Task requirements:
In the material below, find all lines with the string "response" and copy them.

Data for processing:
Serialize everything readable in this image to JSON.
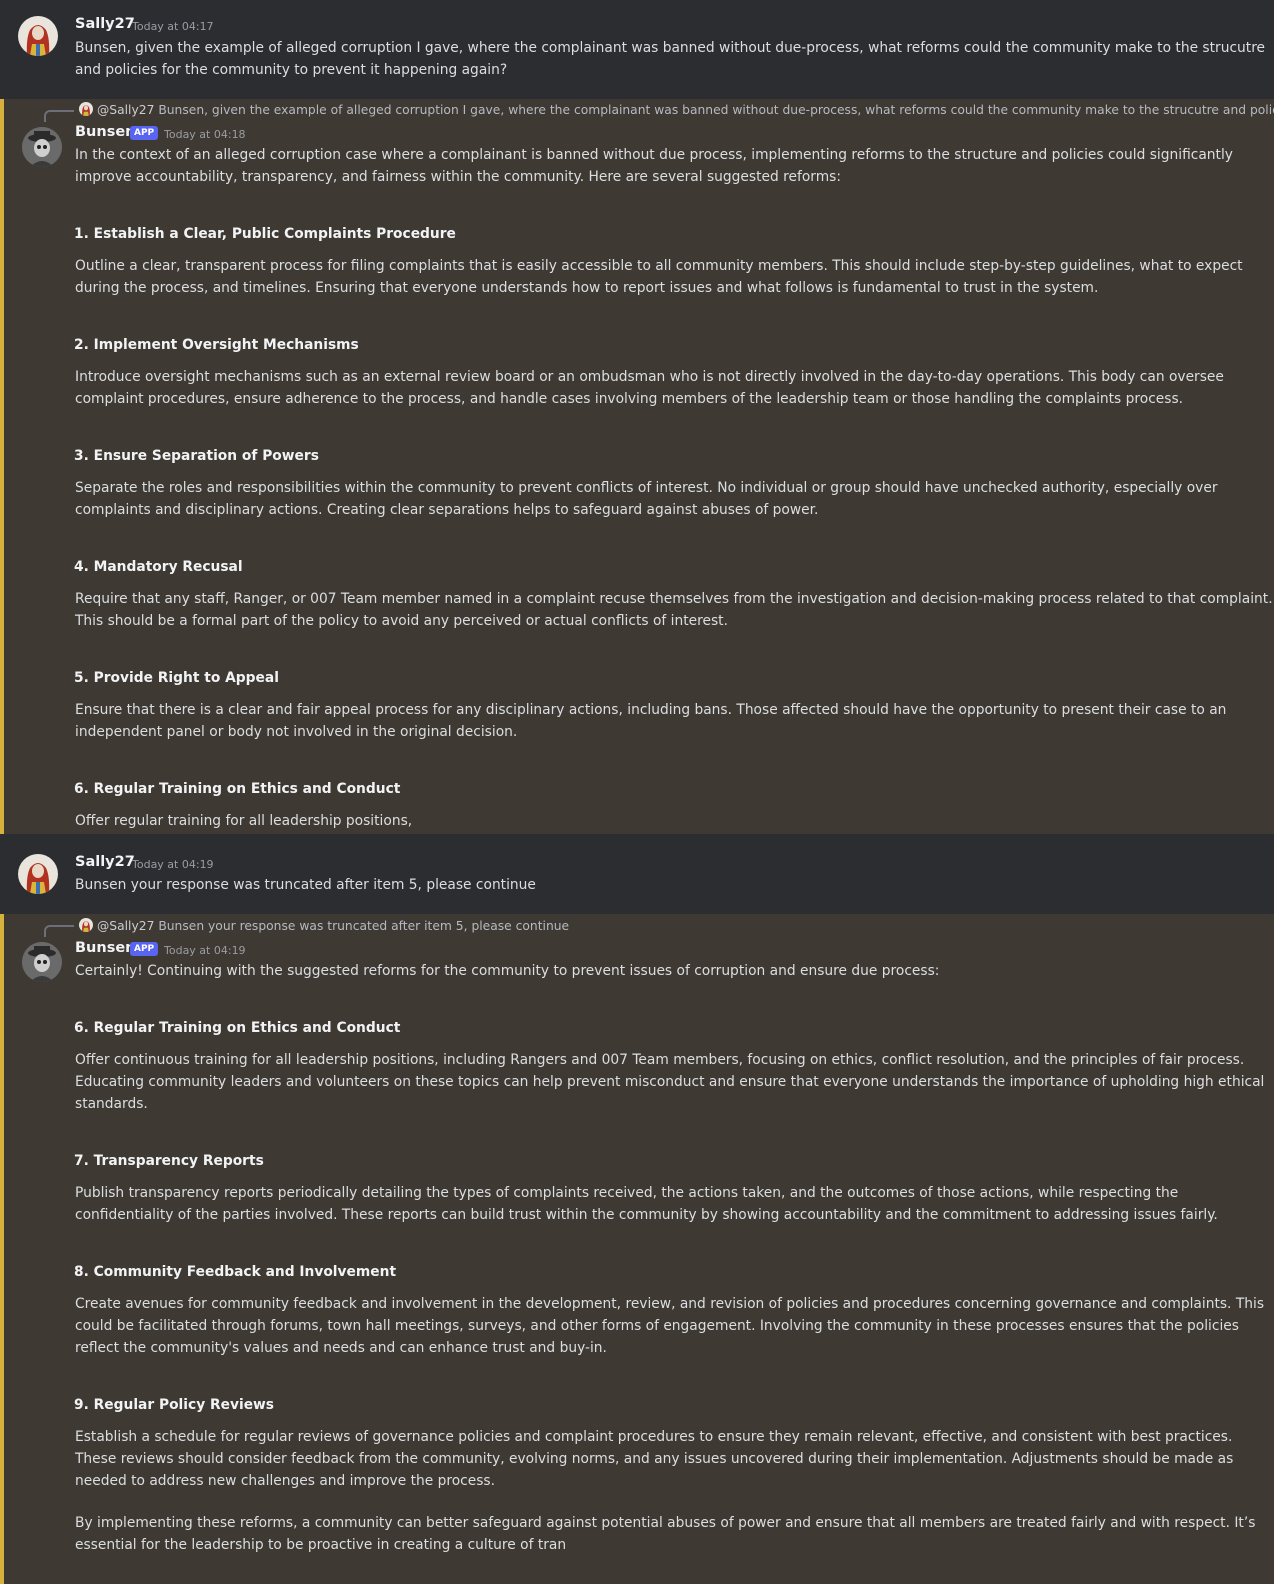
{
  "messages": [
    {
      "author": "Sally27",
      "timestamp": "Today at 04:17",
      "lines": [
        "Bunsen, given the example of alleged corruption I gave, where the complainant was banned without due-process, what reforms could the community make to the strucutre",
        "and policies for the community to prevent it happening again?"
      ]
    },
    {
      "author": "Bunsen",
      "badge": "APP",
      "timestamp": "Today at 04:18",
      "reply_to": {
        "mention": "@Sally27",
        "text": "Bunsen, given the example of alleged corruption I gave, where the complainant was banned without due-process, what reforms could the community make to the strucutre and polici..."
      },
      "intro": [
        "In the context of an alleged corruption case where a complainant is banned without due process, implementing reforms to the structure and policies could significantly",
        "improve accountability, transparency, and fairness within the community. Here are several suggested reforms:"
      ],
      "sections": [
        {
          "heading": "1. Establish a Clear, Public Complaints Procedure",
          "lines": [
            "Outline a clear, transparent process for filing complaints that is easily accessible to all community members. This should include step-by-step guidelines, what to expect",
            "during the process, and timelines. Ensuring that everyone understands how to report issues and what follows is fundamental to trust in the system."
          ]
        },
        {
          "heading": "2. Implement Oversight Mechanisms",
          "lines": [
            "Introduce oversight mechanisms such as an external review board or an ombudsman who is not directly involved in the day-to-day operations. This body can oversee",
            "complaint procedures, ensure adherence to the process, and handle cases involving members of the leadership team or those handling the complaints process."
          ]
        },
        {
          "heading": "3. Ensure Separation of Powers",
          "lines": [
            "Separate the roles and responsibilities within the community to prevent conflicts of interest. No individual or group should have unchecked authority, especially over",
            "complaints and disciplinary actions. Creating clear separations helps to safeguard against abuses of power."
          ]
        },
        {
          "heading": "4. Mandatory Recusal",
          "lines": [
            "Require that any staff, Ranger, or 007 Team member named in a complaint recuse themselves from the investigation and decision-making process related to that complaint.",
            "This should be a formal part of the policy to avoid any perceived or actual conflicts of interest."
          ]
        },
        {
          "heading": "5. Provide Right to Appeal",
          "lines": [
            "Ensure that there is a clear and fair appeal process for any disciplinary actions, including bans. Those affected should have the opportunity to present their case to an",
            "independent panel or body not involved in the original decision."
          ]
        },
        {
          "heading": "6. Regular Training on Ethics and Conduct",
          "lines": [
            "Offer regular training for all leadership positions,"
          ]
        }
      ]
    },
    {
      "author": "Sally27",
      "timestamp": "Today at 04:19",
      "lines": [
        "Bunsen your response was truncated after item 5, please continue"
      ]
    },
    {
      "author": "Bunsen",
      "badge": "APP",
      "timestamp": "Today at 04:19",
      "reply_to": {
        "mention": "@Sally27",
        "text": "Bunsen your response was truncated after item 5, please continue"
      },
      "intro": [
        "Certainly! Continuing with the suggested reforms for the community to prevent issues of corruption and ensure due process:"
      ],
      "sections": [
        {
          "heading": "6. Regular Training on Ethics and Conduct",
          "lines": [
            "Offer continuous training for all leadership positions, including Rangers and 007 Team members, focusing on ethics, conflict resolution, and the principles of fair process.",
            "Educating community leaders and volunteers on these topics can help prevent misconduct and ensure that everyone understands the importance of upholding high ethical",
            "standards."
          ]
        },
        {
          "heading": "7. Transparency Reports",
          "lines": [
            "Publish transparency reports periodically detailing the types of complaints received, the actions taken, and the outcomes of those actions, while respecting the",
            "confidentiality of the parties involved. These reports can build trust within the community by showing accountability and the commitment to addressing issues fairly."
          ]
        },
        {
          "heading": "8. Community Feedback and Involvement",
          "lines": [
            "Create avenues for community feedback and involvement in the development, review, and revision of policies and procedures concerning governance and complaints. This",
            "could be facilitated through forums, town hall meetings, surveys, and other forms of engagement. Involving the community in these processes ensures that the policies",
            "reflect the community's values and needs and can enhance trust and buy-in."
          ]
        },
        {
          "heading": "9. Regular Policy Reviews",
          "lines": [
            "Establish a schedule for regular reviews of governance policies and complaint procedures to ensure they remain relevant, effective, and consistent with best practices.",
            "These reviews should consider feedback from the community, evolving norms, and any issues uncovered during their implementation. Adjustments should be made as",
            "needed to address new challenges and improve the process."
          ]
        }
      ],
      "outro": [
        "By implementing these reforms, a community can better safeguard against potential abuses of power and ensure that all members are treated fairly and with respect. It’s",
        "essential for the leadership to be proactive in creating a culture of tran"
      ]
    }
  ]
}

Solution to this exercise:
        "Bunsen your response was truncated after item 5, please continue"
        "text": "Bunsen your response was truncated after item 5, please continue"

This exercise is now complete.